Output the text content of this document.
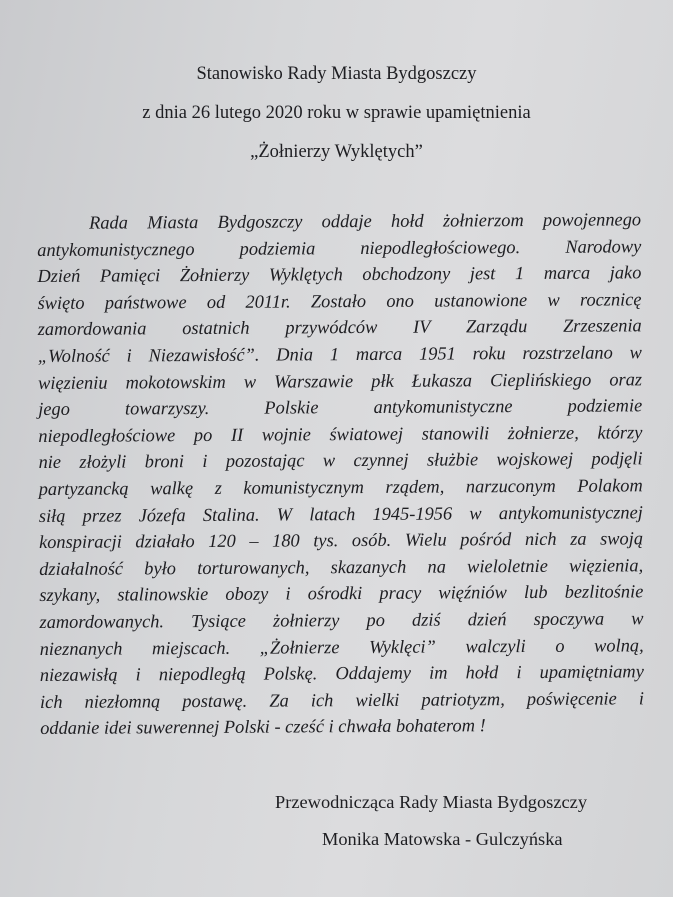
Stanowisko Rady Miasta Bydgoszczy
z dnia 26 lutego 2020 roku w sprawie upamiętnienia
„Żołnierzy Wyklętych”
Rada Miasta Bydgoszczy oddaje hołd żołnierzom powojennego
antykomunistycznego podziemia niepodległościowego. Narodowy
Dzień Pamięci Żołnierzy Wyklętych obchodzony jest 1 marca jako
święto państwowe od 2011r. Zostało ono ustanowione w rocznicę
zamordowania ostatnich przywódców IV Zarządu Zrzeszenia
„Wolność i Niezawisłość”. Dnia 1 marca 1951 roku rozstrzelano w
więzieniu mokotowskim w Warszawie płk Łukasza Cieplińskiego oraz
jego towarzyszy. Polskie antykomunistyczne podziemie
niepodległościowe po II wojnie światowej stanowili żołnierze, którzy
nie złożyli broni i pozostając w czynnej służbie wojskowej podjęli
partyzancką walkę z komunistycznym rządem, narzuconym Polakom
siłą przez Józefa Stalina. W latach 1945-1956 w antykomunistycznej
konspiracji działało 120 – 180 tys. osób. Wielu pośród nich za swoją
działalność było torturowanych, skazanych na wieloletnie więzienia,
szykany, stalinowskie obozy i ośrodki pracy więźniów lub bezlitośnie
zamordowanych. Tysiące żołnierzy po dziś dzień spoczywa w
nieznanych miejscach. „Żołnierze Wyklęci” walczyli o wolną,
niezawisłą i niepodległą Polskę. Oddajemy im hołd i upamiętniamy
ich niezłomną postawę. Za ich wielki patriotyzm, poświęcenie i
oddanie idei suwerennej Polski - cześć i chwała bohaterom !
Przewodnicząca Rady Miasta Bydgoszczy
Monika Matowska - Gulczyńska
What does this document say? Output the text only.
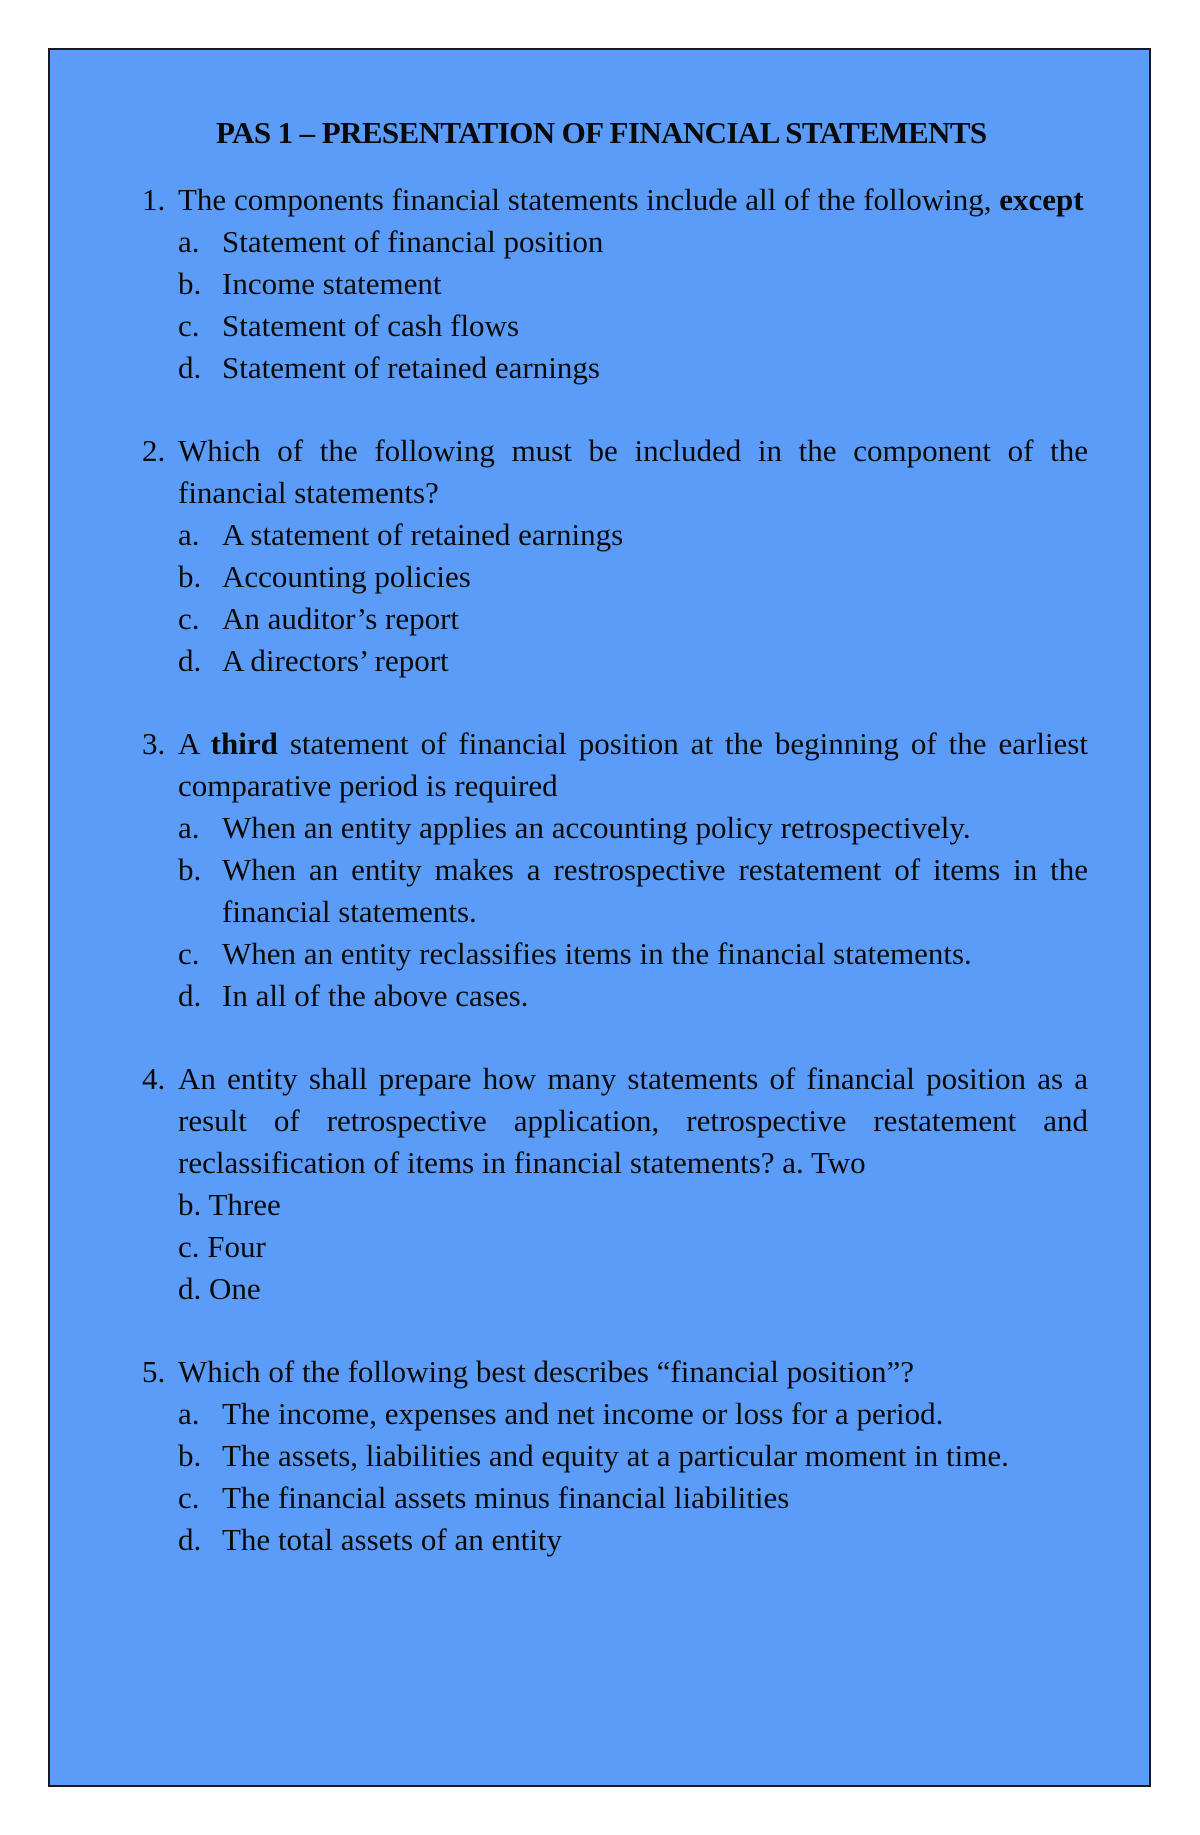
PAS 1 – PRESENTATION OF FINANCIAL STATEMENTS
1. The components financial statements include all of the following, except
a. Statement of financial position
b. Income statement
c. Statement of cash flows
d. Statement of retained earnings
2. Which of the following must be included in the component of the financial statements?
a. A statement of retained earnings
b. Accounting policies
c. An auditor’s report
d. A directors’ report
3. A third statement of financial position at the beginning of the earliest comparative period is required
a. When an entity applies an accounting policy retrospectively.
b. When an entity makes a restrospective restatement of items in the financial statements.
c. When an entity reclassifies items in the financial statements.
d. In all of the above cases.
4. An entity shall prepare how many statements of financial position as a result of retrospective application, retrospective restatement and reclassification of items in financial statements? a. Two
b. Three
c. Four
d. One
5. Which of the following best describes “financial position”?
a. The income, expenses and net income or loss for a period.
b. The assets, liabilities and equity at a particular moment in time.
c. The financial assets minus financial liabilities
d. The total assets of an entity
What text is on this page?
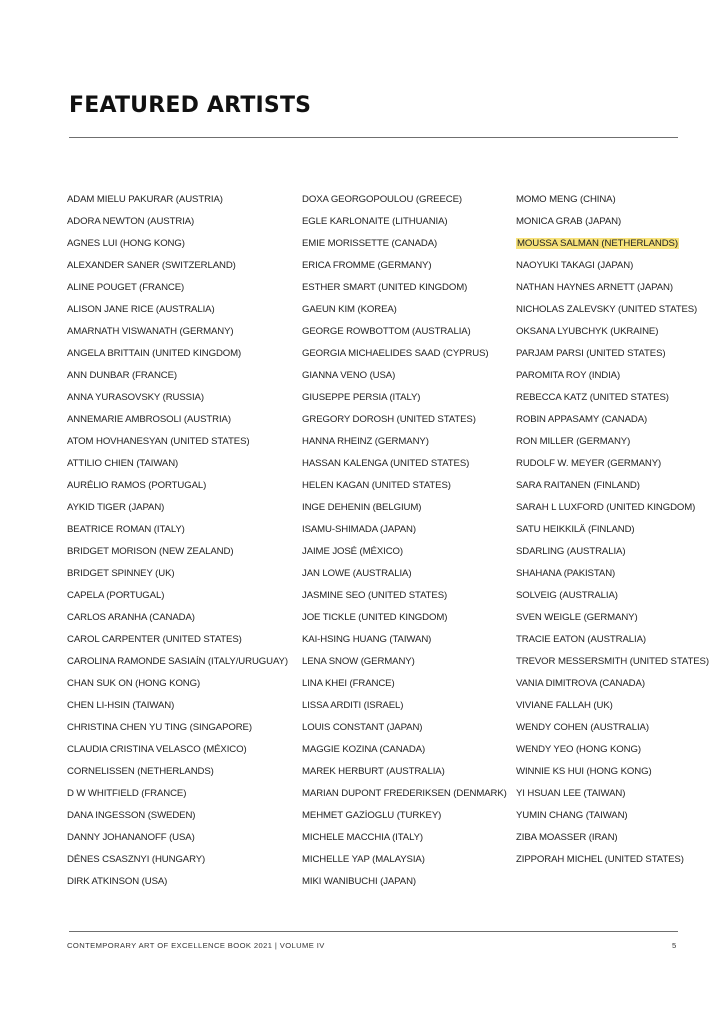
FEATURED ARTISTS
ADAM MIELU PAKURAR (AUSTRIA)
ADORA NEWTON (AUSTRIA)
AGNES LUI (HONG KONG)
ALEXANDER SANER (SWITZERLAND)
ALINE POUGET (FRANCE)
ALISON JANE RICE (AUSTRALIA)
AMARNATH VISWANATH (GERMANY)
ANGELA BRITTAIN (UNITED KINGDOM)
ANN DUNBAR (FRANCE)
ANNA YURASOVSKY (RUSSIA)
ANNEMARIE AMBROSOLI (AUSTRIA)
ATOM HOVHANESYAN (UNITED STATES)
ATTILIO CHIEN (TAIWAN)
AURÉLIO RAMOS (PORTUGAL)
AYKID TIGER (JAPAN)
BEATRICE ROMAN (ITALY)
BRIDGET MORISON (NEW ZEALAND)
BRIDGET SPINNEY (UK)
CAPELA (PORTUGAL)
CARLOS ARANHA (CANADA)
CAROL CARPENTER (UNITED STATES)
CAROLINA RAMONDE SASIAÍN (ITALY/URUGUAY)
CHAN SUK ON (HONG KONG)
CHEN LI-HSIN (TAIWAN)
CHRISTINA CHEN YU TING (SINGAPORE)
CLAUDIA CRISTINA VELASCO (MÉXICO)
CORNELISSEN (NETHERLANDS)
D W WHITFIELD (FRANCE)
DANA INGESSON (SWEDEN)
DANNY JOHANANOFF (USA)
DÉNES CSASZNYI (HUNGARY)
DIRK ATKINSON (USA)
DOXA GEORGOPOULOU (GREECE)
EGLE KARLONAITE (LITHUANIA)
EMIE MORISSETTE (CANADA)
ERICA FROMME (GERMANY)
ESTHER SMART (UNITED KINGDOM)
GAEUN KIM (KOREA)
GEORGE ROWBOTTOM (AUSTRALIA)
GEORGIA MICHAELIDES SAAD (CYPRUS)
GIANNA VENO (USA)
GIUSEPPE PERSIA (ITALY)
GREGORY DOROSH (UNITED STATES)
HANNA RHEINZ (GERMANY)
HASSAN KALENGA (UNITED STATES)
HELEN KAGAN (UNITED STATES)
INGE DEHENIN (BELGIUM)
ISAMU-SHIMADA (JAPAN)
JAIME JOSÉ (MÉXICO)
JAN LOWE (AUSTRALIA)
JASMINE SEO (UNITED STATES)
JOE TICKLE (UNITED KINGDOM)
KAI-HSING HUANG (TAIWAN)
LENA SNOW (GERMANY)
LINA KHEI (FRANCE)
LISSA ARDITI (ISRAEL)
LOUIS CONSTANT (JAPAN)
MAGGIE KOZINA (CANADA)
MAREK HERBURT (AUSTRALIA)
MARIAN DUPONT FREDERIKSEN (DENMARK)
MEHMET GAZİOGLU (TURKEY)
MICHELE MACCHIA (ITALY)
MICHELLE YAP (MALAYSIA)
MIKI WANIBUCHI (JAPAN)
MOMO MENG (CHINA)
MONICA GRAB (JAPAN)
MOUSSA SALMAN (NETHERLANDS)
NAOYUKI TAKAGI (JAPAN)
NATHAN HAYNES ARNETT (JAPAN)
NICHOLAS ZALEVSKY (UNITED STATES)
OKSANA LYUBCHYK (UKRAINE)
PARJAM PARSI (UNITED STATES)
PAROMITA ROY (INDIA)
REBECCA KATZ (UNITED STATES)
ROBIN APPASAMY (CANADA)
RON MILLER (GERMANY)
RUDOLF W. MEYER (GERMANY)
SARA RAITANEN (FINLAND)
SARAH L LUXFORD (UNITED KINGDOM)
SATU HEIKKILÄ (FINLAND)
SDARLING (AUSTRALIA)
SHAHANA (PAKISTAN)
SOLVEIG (AUSTRALIA)
SVEN WEIGLE (GERMANY)
TRACIE EATON (AUSTRALIA)
TREVOR MESSERSMITH (UNITED STATES)
VANIA DIMITROVA (CANADA)
VIVIANE FALLAH (UK)
WENDY COHEN (AUSTRALIA)
WENDY YEO (HONG KONG)
WINNIE KS HUI (HONG KONG)
YI HSUAN LEE (TAIWAN)
YUMIN CHANG (TAIWAN)
ZIBA MOASSER (IRAN)
ZIPPORAH MICHEL (UNITED STATES)
CONTEMPORARY ART OF EXCELLENCE BOOK 2021 | VOLUME IV	5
◆ ◆ ◆ ◆ ◆
_Goal:_ Without the pictures, return the entries exactly as they appear.

_Final result:_
Output the text content of this document.
Stanowisko Rady Miasta Bydgoszczy
z dnia 26 lutego 2020 roku w sprawie upamiętnienia
„Żołnierzy Wyklętych”
Rada Miasta Bydgoszczy oddaje hołd żołnierzom powojennego
antykomunistycznego podziemia niepodległościowego. Narodowy
Dzień Pamięci Żołnierzy Wyklętych obchodzony jest 1 marca jako
święto państwowe od 2011r. Zostało ono ustanowione w rocznicę
zamordowania ostatnich przywódców IV Zarządu Zrzeszenia
„Wolność i Niezawisłość”. Dnia 1 marca 1951 roku rozstrzelano w
więzieniu mokotowskim w Warszawie płk Łukasza Cieplińskiego oraz
jego towarzyszy. Polskie antykomunistyczne podziemie
niepodległościowe po II wojnie światowej stanowili żołnierze, którzy
nie złożyli broni i pozostając w czynnej służbie wojskowej podjęli
partyzancką walkę z komunistycznym rządem, narzuconym Polakom
siłą przez Józefa Stalina. W latach 1945-1956 w antykomunistycznej
konspiracji działało 120 – 180 tys. osób. Wielu pośród nich za swoją
działalność było torturowanych, skazanych na wieloletnie więzienia,
szykany, stalinowskie obozy i ośrodki pracy więźniów lub bezlitośnie
zamordowanych. Tysiące żołnierzy po dziś dzień spoczywa w
nieznanych miejscach. „Żołnierze Wyklęci” walczyli o wolną,
niezawisłą i niepodległą Polskę. Oddajemy im hołd i upamiętniamy
ich niezłomną postawę. Za ich wielki patriotyzm, poświęcenie i
oddanie idei suwerennej Polski - cześć i chwała bohaterom !
Przewodnicząca Rady Miasta Bydgoszczy
Monika Matowska - Gulczyńska
What does this document say? Output the text only.
PAS 1 – PRESENTATION OF FINANCIAL STATEMENTS
1. The components financial statements include all of the following, except
a. Statement of financial position
b. Income statement
c. Statement of cash flows
d. Statement of retained earnings
2. Which of the following must be included in the component of the financial statements?
a. A statement of retained earnings
b. Accounting policies
c. An auditor’s report
d. A directors’ report
3. A third statement of financial position at the beginning of the earliest comparative period is required
a. When an entity applies an accounting policy retrospectively.
b. When an entity makes a restrospective restatement of items in the financial statements.
c. When an entity reclassifies items in the financial statements.
d. In all of the above cases.
4. An entity shall prepare how many statements of financial position as a result of retrospective application, retrospective restatement and reclassification of items in financial statements? a. Two
b. Three
c. Four
d. One
5. Which of the following best describes “financial position”?
a. The income, expenses and net income or loss for a period.
b. The assets, liabilities and equity at a particular moment in time.
c. The financial assets minus financial liabilities
d. The total assets of an entity
What text is on this page?
FEATURED ARTISTS
ADAM MIELU PAKURAR (AUSTRIA)
ADORA NEWTON (AUSTRIA)
AGNES LUI (HONG KONG)
ALEXANDER SANER (SWITZERLAND)
ALINE POUGET (FRANCE)
ALISON JANE RICE (AUSTRALIA)
AMARNATH VISWANATH (GERMANY)
ANGELA BRITTAIN (UNITED KINGDOM)
ANN DUNBAR (FRANCE)
ANNA YURASOVSKY (RUSSIA)
ANNEMARIE AMBROSOLI (AUSTRIA)
ATOM HOVHANESYAN (UNITED STATES)
ATTILIO CHIEN (TAIWAN)
AURÉLIO RAMOS (PORTUGAL)
AYKID TIGER (JAPAN)
BEATRICE ROMAN (ITALY)
BRIDGET MORISON (NEW ZEALAND)
BRIDGET SPINNEY (UK)
CAPELA (PORTUGAL)
CARLOS ARANHA (CANADA)
CAROL CARPENTER (UNITED STATES)
CAROLINA RAMONDE SASIAÍN (ITALY/URUGUAY)
CHAN SUK ON (HONG KONG)
CHEN LI-HSIN (TAIWAN)
CHRISTINA CHEN YU TING (SINGAPORE)
CLAUDIA CRISTINA VELASCO (MÉXICO)
CORNELISSEN (NETHERLANDS)
D W WHITFIELD (FRANCE)
DANA INGESSON (SWEDEN)
DANNY JOHANANOFF (USA)
DÉNES CSASZNYI (HUNGARY)
DIRK ATKINSON (USA)
DOXA GEORGOPOULOU (GREECE)
EGLE KARLONAITE (LITHUANIA)
EMIE MORISSETTE (CANADA)
ERICA FROMME (GERMANY)
ESTHER SMART (UNITED KINGDOM)
GAEUN KIM (KOREA)
GEORGE ROWBOTTOM (AUSTRALIA)
GEORGIA MICHAELIDES SAAD (CYPRUS)
GIANNA VENO (USA)
GIUSEPPE PERSIA (ITALY)
GREGORY DOROSH (UNITED STATES)
HANNA RHEINZ (GERMANY)
HASSAN KALENGA (UNITED STATES)
HELEN KAGAN (UNITED STATES)
INGE DEHENIN (BELGIUM)
ISAMU-SHIMADA (JAPAN)
JAIME JOSÉ (MÉXICO)
JAN LOWE (AUSTRALIA)
JASMINE SEO (UNITED STATES)
JOE TICKLE (UNITED KINGDOM)
KAI-HSING HUANG (TAIWAN)
LENA SNOW (GERMANY)
LINA KHEI (FRANCE)
LISSA ARDITI (ISRAEL)
LOUIS CONSTANT (JAPAN)
MAGGIE KOZINA (CANADA)
MAREK HERBURT (AUSTRALIA)
MARIAN DUPONT FREDERIKSEN (DENMARK)
MEHMET GAZİOGLU (TURKEY)
MICHELE MACCHIA (ITALY)
MICHELLE YAP (MALAYSIA)
MIKI WANIBUCHI (JAPAN)
MOMO MENG (CHINA)
MONICA GRAB (JAPAN)
MOUSSA SALMAN (NETHERLANDS)
NAOYUKI TAKAGI (JAPAN)
NATHAN HAYNES ARNETT (JAPAN)
NICHOLAS ZALEVSKY (UNITED STATES)
OKSANA LYUBCHYK (UKRAINE)
PARJAM PARSI (UNITED STATES)
PAROMITA ROY (INDIA)
REBECCA KATZ (UNITED STATES)
ROBIN APPASAMY (CANADA)
RON MILLER (GERMANY)
RUDOLF W. MEYER (GERMANY)
SARA RAITANEN (FINLAND)
SARAH L LUXFORD (UNITED KINGDOM)
SATU HEIKKILÄ (FINLAND)
SDARLING (AUSTRALIA)
SHAHANA (PAKISTAN)
SOLVEIG (AUSTRALIA)
SVEN WEIGLE (GERMANY)
TRACIE EATON (AUSTRALIA)
TREVOR MESSERSMITH (UNITED STATES)
VANIA DIMITROVA (CANADA)
VIVIANE FALLAH (UK)
WENDY COHEN (AUSTRALIA)
WENDY YEO (HONG KONG)
WINNIE KS HUI (HONG KONG)
YI HSUAN LEE (TAIWAN)
YUMIN CHANG (TAIWAN)
ZIBA MOASSER (IRAN)
ZIPPORAH MICHEL (UNITED STATES)
CONTEMPORARY ART OF EXCELLENCE BOOK 2021 | VOLUME IV	5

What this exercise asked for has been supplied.